━━━━━ SELECTION ━━━━━

Anaerobic threadlockers are anaerobic adhesives designed to lock fasteners in place. Their role is to prevent loosening due to vibration, thermal expansion or other stresses. Anaerobic threadlockers are also designed to permit safe removal of the fastener. Strange as this may seem at first glance, the most important need is to protect the fastener against damage during the removal process.
The big issue when removing fasteners is torque. One of the key benefits of threadlockers is that they maintain a controlled off torque strength. This makes their performance consistent with the performance demands on the fastener. Torque strength is listed as both “break” and “prevail”. The break (or break away) is the measure of force needed to initiate movement of an unseated fastener in a loosening direction. The prevail (or prevailing torque) is the measurement of average force needed to provide continuing movement, after break away, through first full turn.
Important: Keep in mind that this is the strength of the threadlocker alone. The test is performed on hand tightened unseated bolts.

━━━━━ SUPPLIED DATA ━━━━━

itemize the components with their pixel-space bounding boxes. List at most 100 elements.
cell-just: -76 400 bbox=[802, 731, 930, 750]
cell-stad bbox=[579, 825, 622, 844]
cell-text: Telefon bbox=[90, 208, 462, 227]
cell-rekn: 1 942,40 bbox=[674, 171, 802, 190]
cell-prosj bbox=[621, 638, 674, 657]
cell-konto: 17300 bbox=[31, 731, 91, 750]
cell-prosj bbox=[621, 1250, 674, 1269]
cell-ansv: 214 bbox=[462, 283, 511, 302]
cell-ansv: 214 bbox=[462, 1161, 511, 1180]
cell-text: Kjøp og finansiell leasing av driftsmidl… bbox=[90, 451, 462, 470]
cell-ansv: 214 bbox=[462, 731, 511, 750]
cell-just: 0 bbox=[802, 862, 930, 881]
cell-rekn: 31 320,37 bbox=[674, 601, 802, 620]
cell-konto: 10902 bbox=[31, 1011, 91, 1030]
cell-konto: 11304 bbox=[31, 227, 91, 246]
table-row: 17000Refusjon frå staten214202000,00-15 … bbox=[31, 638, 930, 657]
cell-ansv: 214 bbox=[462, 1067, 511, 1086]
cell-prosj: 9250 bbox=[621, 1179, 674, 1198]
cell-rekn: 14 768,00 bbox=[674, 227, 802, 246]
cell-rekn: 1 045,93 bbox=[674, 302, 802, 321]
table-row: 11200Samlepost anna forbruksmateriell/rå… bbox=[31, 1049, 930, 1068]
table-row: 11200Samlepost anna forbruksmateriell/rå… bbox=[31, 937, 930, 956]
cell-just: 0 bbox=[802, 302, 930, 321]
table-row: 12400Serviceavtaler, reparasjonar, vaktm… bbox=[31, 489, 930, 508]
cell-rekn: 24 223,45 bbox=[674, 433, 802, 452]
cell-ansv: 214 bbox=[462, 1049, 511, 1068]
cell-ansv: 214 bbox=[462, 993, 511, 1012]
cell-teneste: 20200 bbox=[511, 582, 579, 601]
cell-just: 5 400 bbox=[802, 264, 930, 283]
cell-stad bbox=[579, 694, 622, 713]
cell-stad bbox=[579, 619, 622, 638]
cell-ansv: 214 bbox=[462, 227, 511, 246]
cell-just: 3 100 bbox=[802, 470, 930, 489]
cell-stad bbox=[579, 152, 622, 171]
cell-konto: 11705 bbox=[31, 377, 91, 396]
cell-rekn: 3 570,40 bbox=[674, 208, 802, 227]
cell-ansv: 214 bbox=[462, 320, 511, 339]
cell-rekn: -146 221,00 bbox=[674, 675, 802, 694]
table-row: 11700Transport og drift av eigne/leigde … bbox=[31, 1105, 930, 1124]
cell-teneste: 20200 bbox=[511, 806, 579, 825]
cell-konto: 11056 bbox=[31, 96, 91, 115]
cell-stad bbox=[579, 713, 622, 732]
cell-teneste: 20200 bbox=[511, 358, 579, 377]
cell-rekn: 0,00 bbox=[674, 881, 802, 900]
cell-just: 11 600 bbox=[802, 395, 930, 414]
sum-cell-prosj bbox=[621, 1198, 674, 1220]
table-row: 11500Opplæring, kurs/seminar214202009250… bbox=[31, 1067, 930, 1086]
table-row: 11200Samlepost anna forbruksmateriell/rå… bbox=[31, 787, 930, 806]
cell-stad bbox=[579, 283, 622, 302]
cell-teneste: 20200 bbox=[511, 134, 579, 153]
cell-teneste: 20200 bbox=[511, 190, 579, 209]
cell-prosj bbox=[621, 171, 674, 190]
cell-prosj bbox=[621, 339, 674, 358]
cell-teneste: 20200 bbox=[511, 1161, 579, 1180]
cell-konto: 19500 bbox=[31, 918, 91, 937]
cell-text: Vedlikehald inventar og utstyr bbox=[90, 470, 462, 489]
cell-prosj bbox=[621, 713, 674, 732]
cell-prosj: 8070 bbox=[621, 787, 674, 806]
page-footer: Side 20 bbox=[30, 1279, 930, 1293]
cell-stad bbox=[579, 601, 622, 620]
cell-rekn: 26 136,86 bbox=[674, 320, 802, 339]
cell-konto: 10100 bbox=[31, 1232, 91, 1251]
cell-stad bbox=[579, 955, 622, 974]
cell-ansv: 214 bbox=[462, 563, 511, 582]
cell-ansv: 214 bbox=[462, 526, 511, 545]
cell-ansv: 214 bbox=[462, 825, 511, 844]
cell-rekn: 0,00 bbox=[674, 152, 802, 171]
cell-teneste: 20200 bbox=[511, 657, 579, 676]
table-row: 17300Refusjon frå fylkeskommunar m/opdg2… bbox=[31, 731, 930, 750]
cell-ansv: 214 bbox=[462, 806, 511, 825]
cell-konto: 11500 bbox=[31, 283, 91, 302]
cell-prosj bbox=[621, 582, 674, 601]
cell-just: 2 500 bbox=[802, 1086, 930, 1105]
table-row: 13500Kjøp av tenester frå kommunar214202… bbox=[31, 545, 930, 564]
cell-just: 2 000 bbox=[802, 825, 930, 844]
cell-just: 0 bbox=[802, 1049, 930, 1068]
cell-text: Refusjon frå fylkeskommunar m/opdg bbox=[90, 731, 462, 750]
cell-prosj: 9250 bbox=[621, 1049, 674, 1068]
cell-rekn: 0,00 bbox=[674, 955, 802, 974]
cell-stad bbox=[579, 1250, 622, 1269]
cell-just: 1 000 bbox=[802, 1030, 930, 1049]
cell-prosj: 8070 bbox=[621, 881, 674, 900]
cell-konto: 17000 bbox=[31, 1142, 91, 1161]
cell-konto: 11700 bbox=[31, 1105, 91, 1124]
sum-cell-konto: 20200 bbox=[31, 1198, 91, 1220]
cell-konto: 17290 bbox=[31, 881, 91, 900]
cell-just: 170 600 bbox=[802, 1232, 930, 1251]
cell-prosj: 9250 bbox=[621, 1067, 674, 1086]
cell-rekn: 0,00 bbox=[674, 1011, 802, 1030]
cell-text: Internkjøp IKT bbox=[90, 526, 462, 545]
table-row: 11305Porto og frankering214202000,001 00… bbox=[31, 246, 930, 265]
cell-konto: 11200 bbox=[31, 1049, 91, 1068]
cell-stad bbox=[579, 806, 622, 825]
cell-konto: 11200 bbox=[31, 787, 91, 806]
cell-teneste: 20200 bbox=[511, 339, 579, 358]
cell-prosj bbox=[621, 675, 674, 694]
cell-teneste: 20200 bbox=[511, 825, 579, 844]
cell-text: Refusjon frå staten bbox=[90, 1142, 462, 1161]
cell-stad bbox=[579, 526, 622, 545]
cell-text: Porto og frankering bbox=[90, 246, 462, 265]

━━━━━

# INSTRUCTION 1
In the threadlocker text, what does the prevailing torque measure?
# INSTRUCTION 2
Carry on the text about anaerobic threadlockers, starting after its final sentence.

# OUTPUT 1
The average force needed to keep an unseated fastener moving after break away, through the first full turn.

# OUTPUT 2
There are potentially major risks when removing fasteners. Rust, galvanic corrosion and crevice corrosion can weaken fasteners as well as make them very difficult to remove. Surface corruption and sticking issues like these around the thread can do significant damage. Anaerobic threadlockers prevent corrosion so the torque required to remove the fastener is consistent and the risks of applying torque forces that may damage the fastener (and the thread, in some cases) are avoided.
To determine the best anaerobic threadlocker for a fastener that is designed to be removed:
- First determine what the metals are – and note that torque strengths are generally listed on steel. Strengths on passivated metals and anodized aluminum may be less and strength on more active metals such as copper may be higher.
- The size of the bolt also contributes to the strength. Larger diameter fasteners have more surface area and thus more torque is required to remove. Smaller diameters have less surface area but the fastener may not be able withstand as much torque. Be particularly careful with this aspect of selecting your threadlocker. If in doubt consult with the supplier for options.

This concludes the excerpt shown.